▸ SHORT EXERCISE:
Copy every line of the records below verbatim, omitting the pictures.

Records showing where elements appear
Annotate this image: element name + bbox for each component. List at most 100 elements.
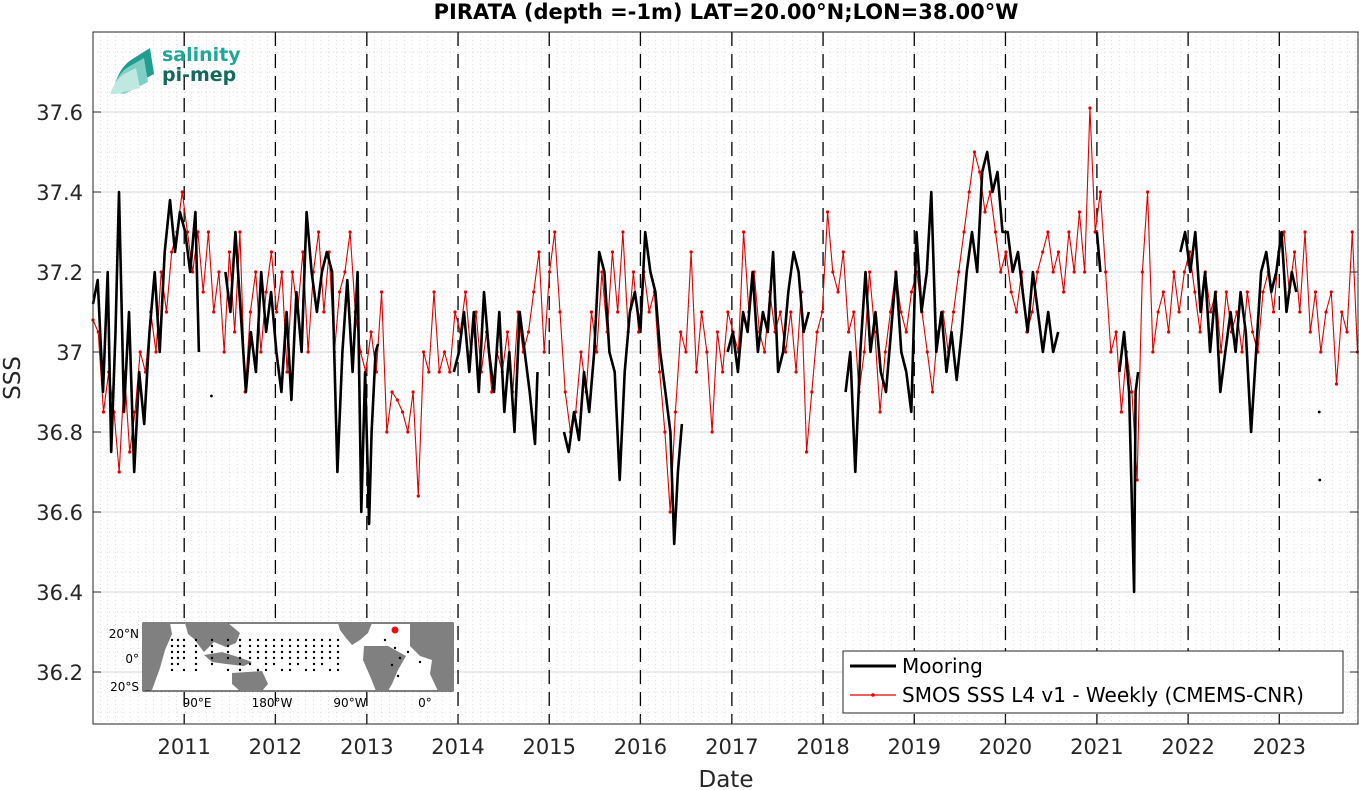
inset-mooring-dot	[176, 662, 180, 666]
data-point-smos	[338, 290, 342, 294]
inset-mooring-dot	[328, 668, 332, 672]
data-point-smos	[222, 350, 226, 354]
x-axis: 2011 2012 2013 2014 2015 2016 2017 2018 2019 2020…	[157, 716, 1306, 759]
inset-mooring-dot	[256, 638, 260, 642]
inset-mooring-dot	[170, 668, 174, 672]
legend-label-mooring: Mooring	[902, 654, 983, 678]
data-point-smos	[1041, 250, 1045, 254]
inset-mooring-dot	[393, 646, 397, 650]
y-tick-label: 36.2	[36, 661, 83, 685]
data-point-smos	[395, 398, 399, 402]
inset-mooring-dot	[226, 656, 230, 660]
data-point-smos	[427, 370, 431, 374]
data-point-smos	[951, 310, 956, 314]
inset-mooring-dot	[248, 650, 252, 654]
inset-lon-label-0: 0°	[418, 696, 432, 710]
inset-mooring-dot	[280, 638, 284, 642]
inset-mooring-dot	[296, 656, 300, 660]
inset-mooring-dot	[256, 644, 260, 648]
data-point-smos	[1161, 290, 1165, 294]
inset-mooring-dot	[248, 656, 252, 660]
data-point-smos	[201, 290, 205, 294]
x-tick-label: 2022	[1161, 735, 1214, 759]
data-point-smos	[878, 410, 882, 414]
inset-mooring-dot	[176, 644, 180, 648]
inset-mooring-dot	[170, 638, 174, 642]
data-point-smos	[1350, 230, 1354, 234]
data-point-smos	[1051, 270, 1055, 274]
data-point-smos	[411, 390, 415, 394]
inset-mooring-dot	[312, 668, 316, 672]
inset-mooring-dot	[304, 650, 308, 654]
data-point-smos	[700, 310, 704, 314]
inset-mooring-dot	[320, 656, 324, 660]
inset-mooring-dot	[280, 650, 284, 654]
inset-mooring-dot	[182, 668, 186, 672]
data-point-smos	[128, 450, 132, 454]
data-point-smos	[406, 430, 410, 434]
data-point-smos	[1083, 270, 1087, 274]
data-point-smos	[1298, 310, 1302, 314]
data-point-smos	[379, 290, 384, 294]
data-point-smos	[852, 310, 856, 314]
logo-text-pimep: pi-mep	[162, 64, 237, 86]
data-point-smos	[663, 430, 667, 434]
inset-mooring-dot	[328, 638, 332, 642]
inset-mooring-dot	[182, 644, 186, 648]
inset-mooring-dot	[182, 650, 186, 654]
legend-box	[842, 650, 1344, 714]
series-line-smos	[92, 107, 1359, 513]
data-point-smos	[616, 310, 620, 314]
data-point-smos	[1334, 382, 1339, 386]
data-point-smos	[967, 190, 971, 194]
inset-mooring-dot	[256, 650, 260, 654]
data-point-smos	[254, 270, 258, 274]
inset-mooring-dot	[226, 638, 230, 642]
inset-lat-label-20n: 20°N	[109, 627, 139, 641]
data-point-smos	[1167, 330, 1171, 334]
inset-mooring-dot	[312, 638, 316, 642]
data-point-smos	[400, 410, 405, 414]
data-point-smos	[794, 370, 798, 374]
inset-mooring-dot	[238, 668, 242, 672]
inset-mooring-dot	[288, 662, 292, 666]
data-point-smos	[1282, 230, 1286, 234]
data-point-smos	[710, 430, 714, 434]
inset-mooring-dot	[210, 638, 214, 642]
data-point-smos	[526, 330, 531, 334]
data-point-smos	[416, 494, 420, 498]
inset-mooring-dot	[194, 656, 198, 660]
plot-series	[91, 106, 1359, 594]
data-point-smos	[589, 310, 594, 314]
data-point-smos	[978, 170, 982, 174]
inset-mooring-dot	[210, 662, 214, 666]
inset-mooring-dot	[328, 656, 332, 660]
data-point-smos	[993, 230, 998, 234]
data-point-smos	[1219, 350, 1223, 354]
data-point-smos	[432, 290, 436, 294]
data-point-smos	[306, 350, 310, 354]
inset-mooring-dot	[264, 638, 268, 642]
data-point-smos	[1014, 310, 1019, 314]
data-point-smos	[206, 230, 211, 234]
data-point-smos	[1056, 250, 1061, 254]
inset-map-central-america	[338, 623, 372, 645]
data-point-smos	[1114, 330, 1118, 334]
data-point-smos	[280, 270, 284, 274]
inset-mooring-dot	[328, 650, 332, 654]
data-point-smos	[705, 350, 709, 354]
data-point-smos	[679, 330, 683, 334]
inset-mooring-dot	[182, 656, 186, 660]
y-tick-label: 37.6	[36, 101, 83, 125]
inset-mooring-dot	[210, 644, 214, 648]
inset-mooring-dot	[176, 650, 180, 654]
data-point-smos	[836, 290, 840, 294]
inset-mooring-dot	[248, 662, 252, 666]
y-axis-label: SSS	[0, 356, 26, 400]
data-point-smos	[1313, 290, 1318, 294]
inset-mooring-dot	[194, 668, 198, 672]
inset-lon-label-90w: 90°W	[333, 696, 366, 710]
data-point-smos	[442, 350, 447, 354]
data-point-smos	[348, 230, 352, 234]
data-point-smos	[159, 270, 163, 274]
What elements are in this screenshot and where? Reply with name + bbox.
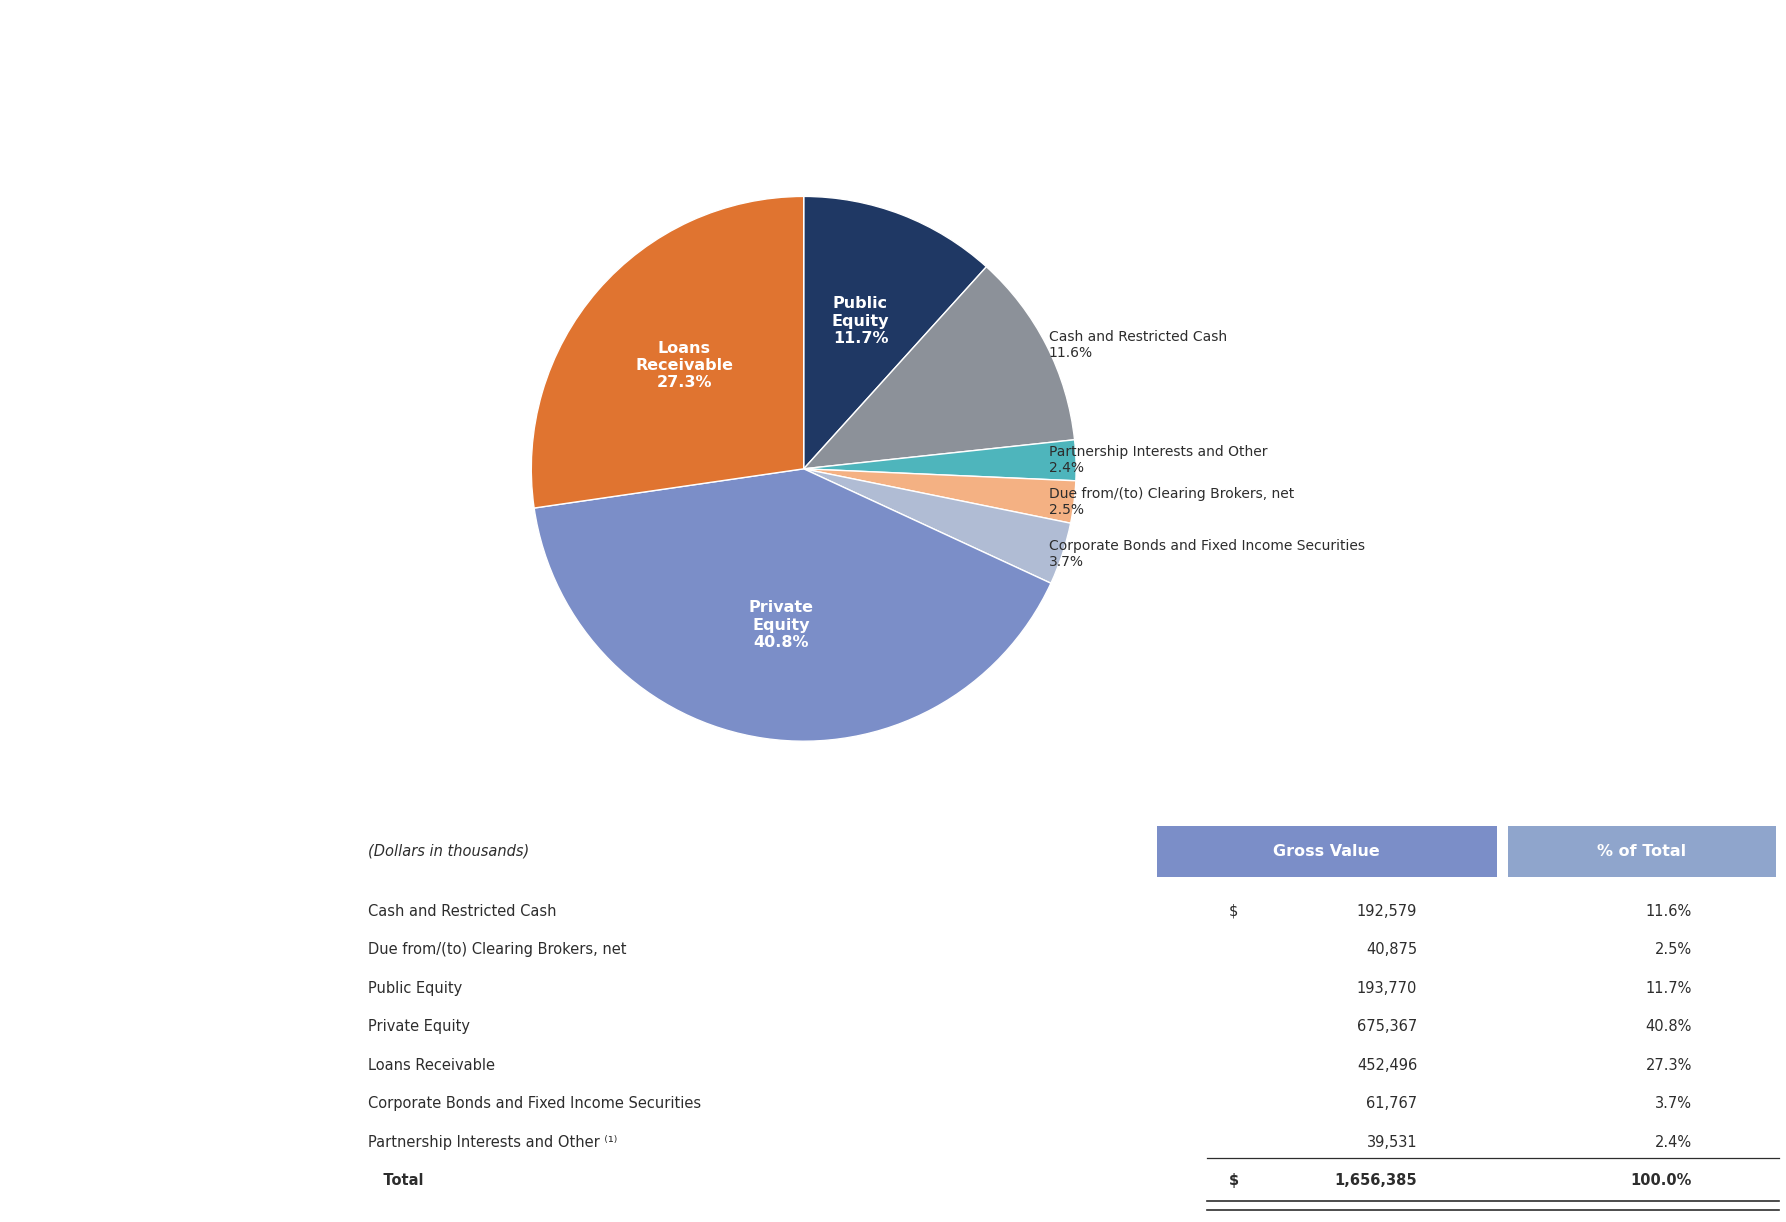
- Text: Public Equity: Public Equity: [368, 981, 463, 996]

▸ RESULT OF THIS EXERCISE:
Annotate this image: element name + bbox for each component. List at most 100 elements.
inset-mooring-dot	[176, 662, 180, 666]
data-point-smos	[338, 290, 342, 294]
inset-mooring-dot	[328, 668, 332, 672]
data-point-smos	[222, 350, 226, 354]
x-axis: 2011 2012 2013 2014 2015 2016 2017 2018 2019 2020…	[157, 716, 1306, 759]
inset-mooring-dot	[256, 638, 260, 642]
inset-mooring-dot	[170, 668, 174, 672]
legend-label-mooring: Mooring	[902, 654, 983, 678]
data-point-smos	[1041, 250, 1045, 254]
inset-mooring-dot	[393, 646, 397, 650]
y-tick-label: 36.2	[36, 661, 83, 685]
data-point-smos	[395, 398, 399, 402]
inset-mooring-dot	[226, 656, 230, 660]
data-point-smos	[427, 370, 431, 374]
data-point-smos	[951, 310, 956, 314]
inset-mooring-dot	[248, 650, 252, 654]
inset-lon-label-0: 0°	[418, 696, 432, 710]
inset-mooring-dot	[280, 638, 284, 642]
inset-mooring-dot	[296, 656, 300, 660]
inset-mooring-dot	[256, 644, 260, 648]
data-point-smos	[1161, 290, 1165, 294]
inset-mooring-dot	[248, 656, 252, 660]
data-point-smos	[201, 290, 205, 294]
x-tick-label: 2022	[1161, 735, 1214, 759]
data-point-smos	[878, 410, 882, 414]
inset-mooring-dot	[176, 644, 180, 648]
inset-mooring-dot	[170, 638, 174, 642]
data-point-smos	[1350, 230, 1354, 234]
data-point-smos	[1051, 270, 1055, 274]
data-point-smos	[411, 390, 415, 394]
inset-mooring-dot	[312, 668, 316, 672]
inset-mooring-dot	[304, 650, 308, 654]
data-point-smos	[700, 310, 704, 314]
inset-mooring-dot	[320, 656, 324, 660]
inset-mooring-dot	[280, 650, 284, 654]
inset-mooring-dot	[182, 668, 186, 672]
data-point-smos	[128, 450, 132, 454]
data-point-smos	[406, 430, 410, 434]
data-point-smos	[1083, 270, 1087, 274]
data-point-smos	[1298, 310, 1302, 314]
data-point-smos	[379, 290, 384, 294]
data-point-smos	[852, 310, 856, 314]
logo-text-pimep: pi-mep	[162, 64, 237, 86]
data-point-smos	[663, 430, 667, 434]
inset-mooring-dot	[328, 638, 332, 642]
inset-mooring-dot	[182, 644, 186, 648]
inset-mooring-dot	[182, 650, 186, 654]
legend-box	[842, 650, 1344, 714]
series-line-smos	[92, 107, 1359, 513]
data-point-smos	[616, 310, 620, 314]
data-point-smos	[1334, 382, 1339, 386]
data-point-smos	[967, 190, 971, 194]
inset-mooring-dot	[256, 650, 260, 654]
data-point-smos	[254, 270, 258, 274]
inset-mooring-dot	[226, 638, 230, 642]
inset-lat-label-20n: 20°N	[109, 627, 139, 641]
data-point-smos	[1167, 330, 1171, 334]
inset-mooring-dot	[312, 638, 316, 642]
data-point-smos	[400, 410, 405, 414]
data-point-smos	[794, 370, 798, 374]
inset-mooring-dot	[238, 668, 242, 672]
inset-mooring-dot	[288, 662, 292, 666]
data-point-smos	[1282, 230, 1286, 234]
data-point-smos	[710, 430, 714, 434]
inset-mooring-dot	[210, 638, 214, 642]
data-point-smos	[526, 330, 531, 334]
data-point-smos	[416, 494, 420, 498]
inset-mooring-dot	[194, 656, 198, 660]
plot-series	[91, 106, 1359, 594]
data-point-smos	[589, 310, 594, 314]
data-point-smos	[978, 170, 982, 174]
inset-mooring-dot	[210, 662, 214, 666]
inset-mooring-dot	[328, 656, 332, 660]
data-point-smos	[993, 230, 998, 234]
data-point-smos	[1219, 350, 1223, 354]
data-point-smos	[432, 290, 436, 294]
data-point-smos	[306, 350, 310, 354]
inset-mooring-dot	[264, 638, 268, 642]
data-point-smos	[1014, 310, 1019, 314]
data-point-smos	[206, 230, 211, 234]
data-point-smos	[1056, 250, 1061, 254]
inset-map-central-america	[338, 623, 372, 645]
data-point-smos	[1114, 330, 1118, 334]
data-point-smos	[280, 270, 284, 274]
inset-mooring-dot	[328, 650, 332, 654]
data-point-smos	[705, 350, 709, 354]
data-point-smos	[679, 330, 683, 334]
inset-mooring-dot	[182, 656, 186, 660]
y-tick-label: 37.6	[36, 101, 83, 125]
inset-mooring-dot	[210, 644, 214, 648]
inset-mooring-dot	[176, 650, 180, 654]
data-point-smos	[836, 290, 840, 294]
inset-mooring-dot	[248, 662, 252, 666]
y-axis-label: SSS	[0, 356, 26, 400]
data-point-smos	[1313, 290, 1318, 294]
inset-mooring-dot	[194, 668, 198, 672]
inset-lon-label-90w: 90°W	[333, 696, 366, 710]
data-point-smos	[442, 350, 447, 354]
data-point-smos	[348, 230, 352, 234]
data-point-smos	[159, 270, 163, 274]
What elements are in this screenshot and where? Reply with name + bbox.
- Text: Public Equity: Public Equity: [368, 981, 463, 996]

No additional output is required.